Исходные данные
● ● ● ● ● ● ●
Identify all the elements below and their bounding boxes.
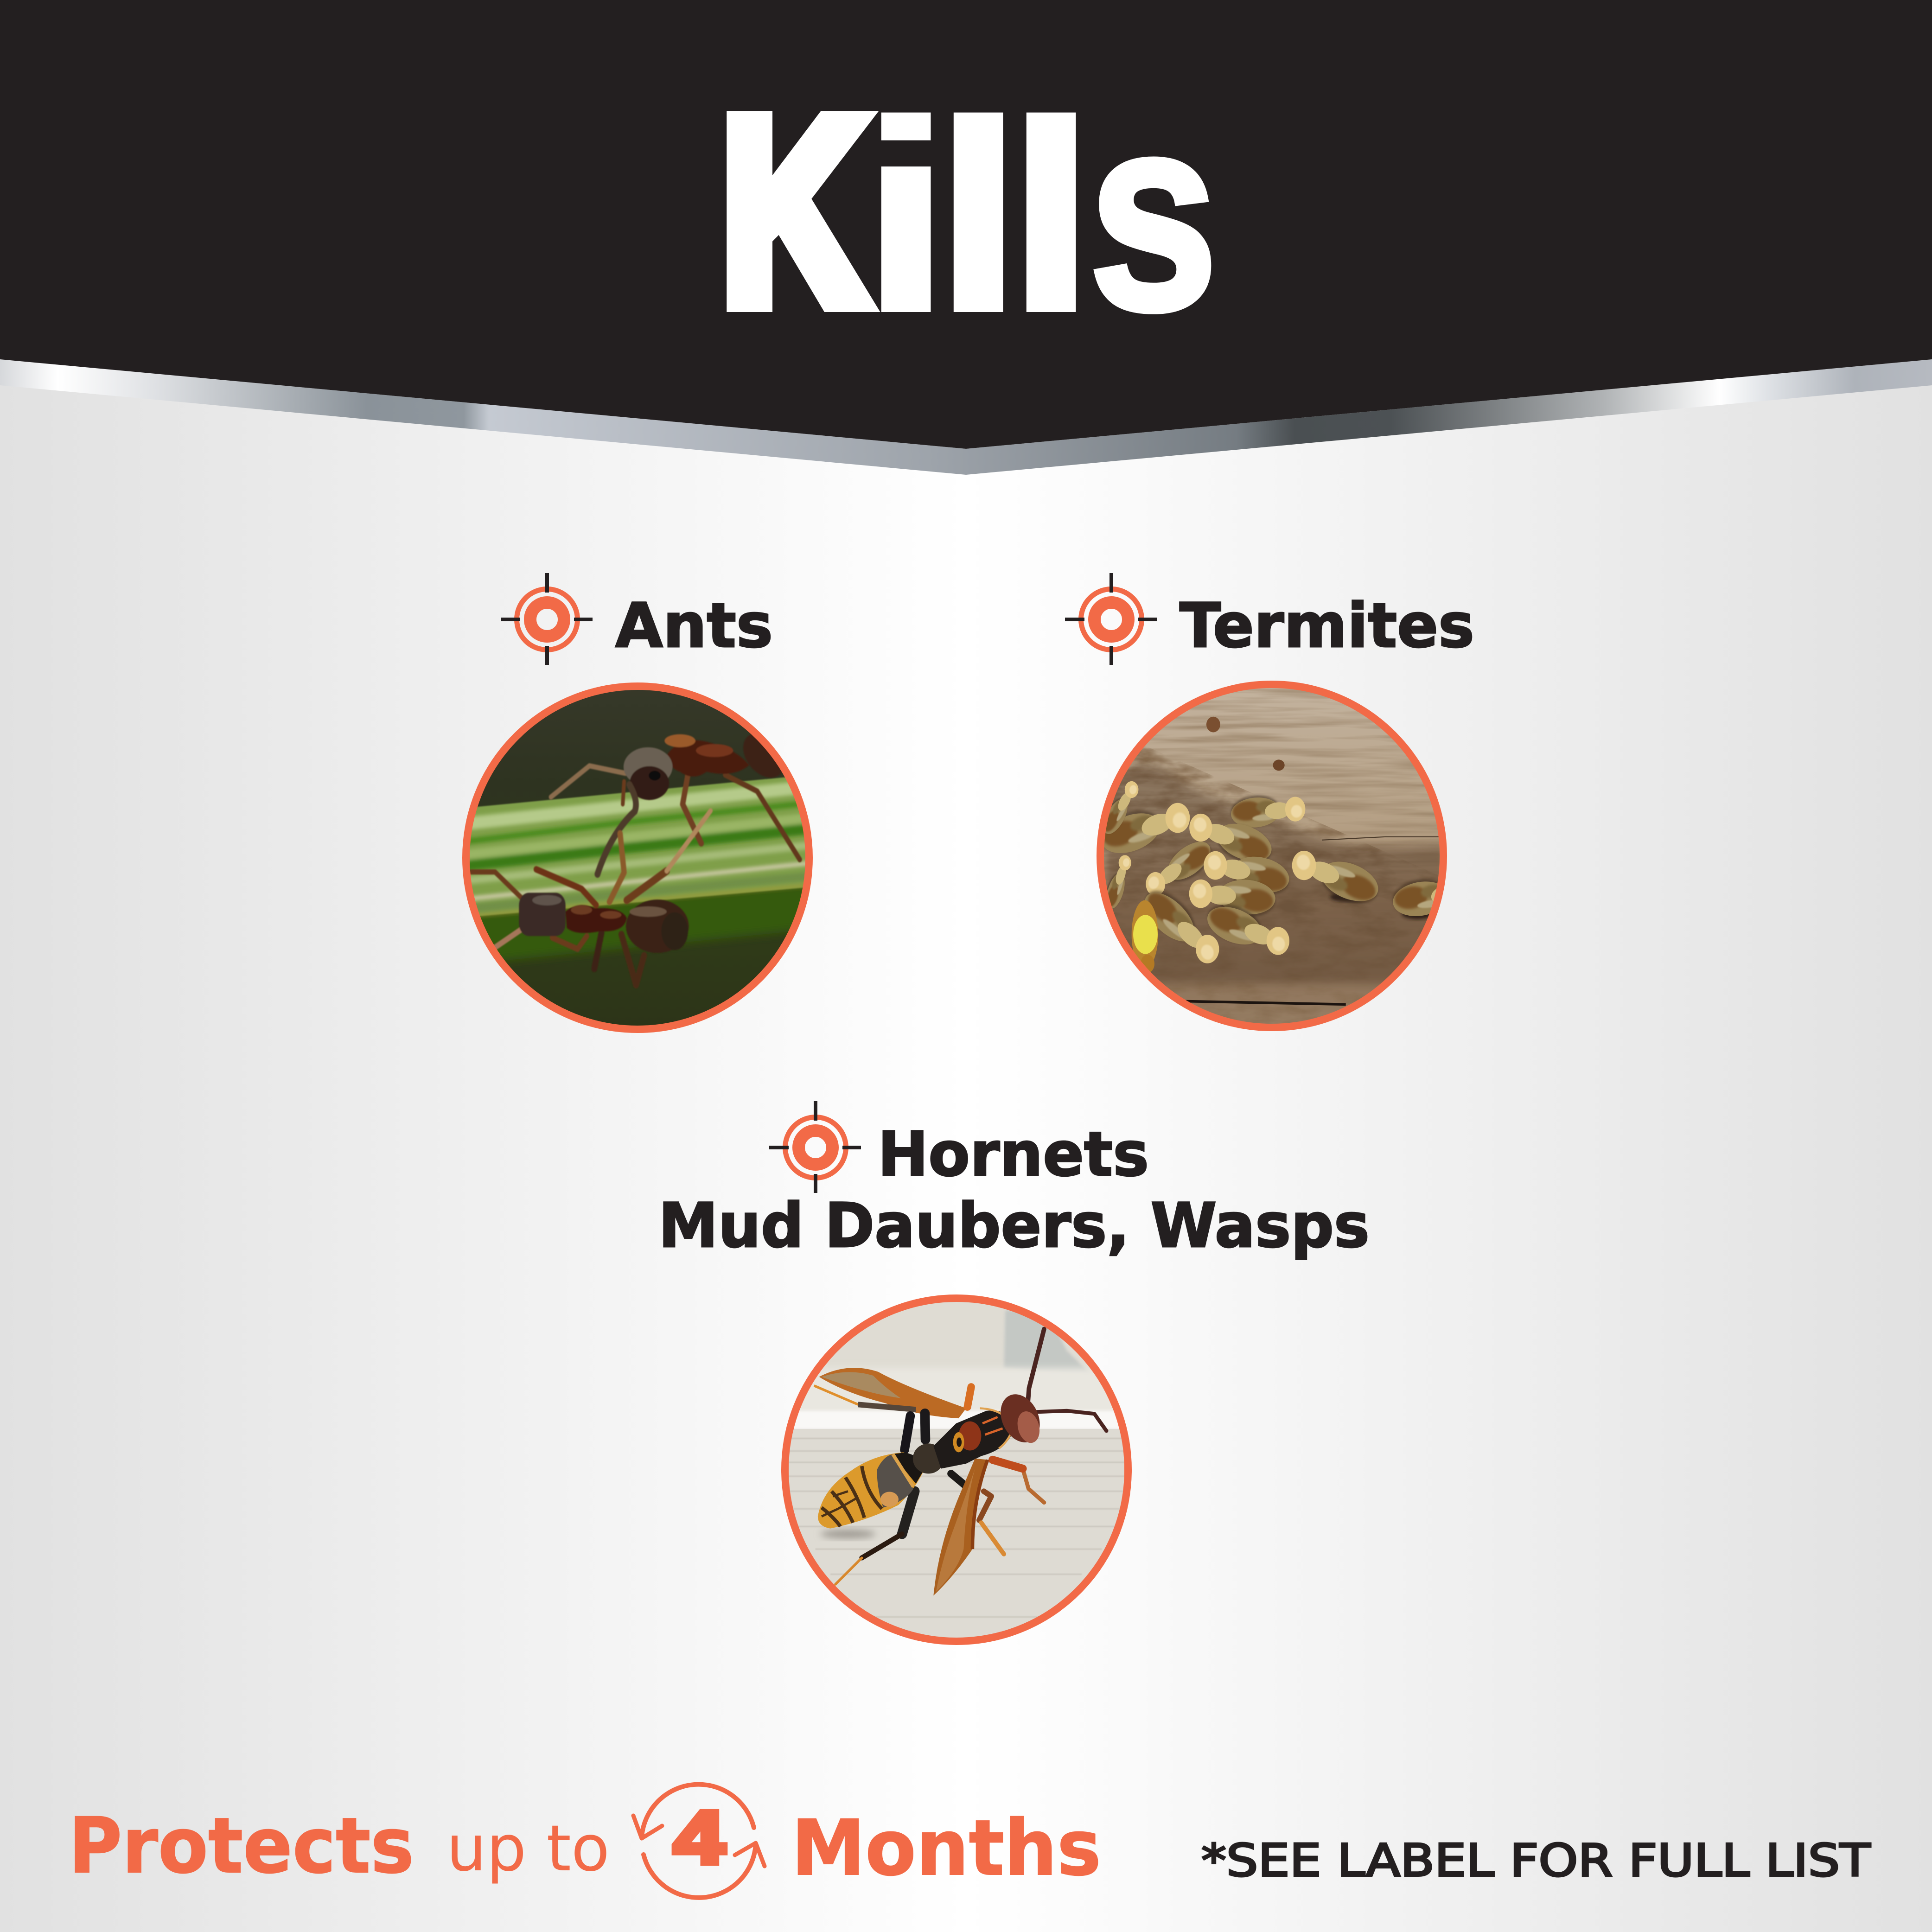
heading: hornets: Hornets	[878, 1119, 1149, 1190]
section: termites	[1065, 573, 1479, 1039]
header band	[0, 0, 1932, 475]
photo: termites on wood	[1104, 688, 1440, 1024]
title: s	[1089, 59, 1218, 367]
photo ring: hornets	[785, 1298, 1128, 1641]
photo ring: ants	[466, 686, 809, 1029]
silver chevron stripe	[0, 359, 1932, 475]
months text: Months	[791, 1804, 1101, 1893]
protects text: Protects	[69, 1801, 414, 1890]
see label note: *SEE LABEL FOR FULL LIST	[1201, 1835, 1870, 1887]
up to text: up to	[446, 1812, 610, 1886]
heading: ants: Ants	[615, 590, 773, 662]
icon: target ants	[501, 573, 593, 665]
number 4: 4	[674, 1796, 725, 1879]
photo ring: termites	[1100, 684, 1443, 1027]
title: l	[928, 63, 1028, 370]
heading: mud daubers, wasps: Mud Daubers, Wasps	[658, 1190, 1370, 1262]
section: hornets	[658, 1101, 1370, 1655]
icon: target termites	[1065, 573, 1157, 665]
section: ants	[456, 573, 826, 1039]
title: l	[1001, 63, 1102, 370]
black header shape	[0, 0, 1932, 449]
icon: 4 month cycle arrows	[633, 1785, 765, 1898]
title: i	[856, 63, 956, 370]
footer	[69, 1785, 1870, 1898]
photo: hornet on white wood	[789, 1302, 1124, 1638]
title: K	[722, 67, 864, 356]
photo: ants on a green stem	[470, 690, 805, 1026]
heading: termites: Termites	[1180, 590, 1474, 662]
icon: target hornets	[769, 1101, 861, 1193]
● ● ● ● ● ● ●
Перепечатайте все приведенные выше данные без изменений, сохранив каждую строку. Изображения в ответ не включайте.

Результат выполнения
Identify all the elements below and their bounding boxes.
heading: hornets: Hornets	[878, 1119, 1149, 1190]
section: termites	[1065, 573, 1479, 1039]
header band	[0, 0, 1932, 475]
photo: termites on wood	[1104, 688, 1440, 1024]
title: s	[1089, 59, 1218, 367]
photo ring: hornets	[785, 1298, 1128, 1641]
photo ring: ants	[466, 686, 809, 1029]
silver chevron stripe	[0, 359, 1932, 475]
months text: Months	[791, 1804, 1101, 1893]
protects text: Protects	[69, 1801, 414, 1890]
see label note: *SEE LABEL FOR FULL LIST	[1201, 1835, 1870, 1887]
up to text: up to	[446, 1812, 610, 1886]
heading: ants: Ants	[615, 590, 773, 662]
icon: target ants	[501, 573, 593, 665]
number 4: 4	[674, 1796, 725, 1879]
photo ring: termites	[1100, 684, 1443, 1027]
title: l	[928, 63, 1028, 370]
heading: mud daubers, wasps: Mud Daubers, Wasps	[658, 1190, 1370, 1262]
section: hornets	[658, 1101, 1370, 1655]
icon: target termites	[1065, 573, 1157, 665]
section: ants	[456, 573, 826, 1039]
title: l	[1001, 63, 1102, 370]
black header shape	[0, 0, 1932, 449]
icon: 4 month cycle arrows	[633, 1785, 765, 1898]
title: i	[856, 63, 956, 370]
footer	[69, 1785, 1870, 1898]
photo: hornet on white wood	[789, 1302, 1124, 1638]
title: K	[722, 67, 864, 356]
photo: ants on a green stem	[470, 690, 805, 1026]
heading: termites: Termites	[1180, 590, 1474, 662]
icon: target hornets	[769, 1101, 861, 1193]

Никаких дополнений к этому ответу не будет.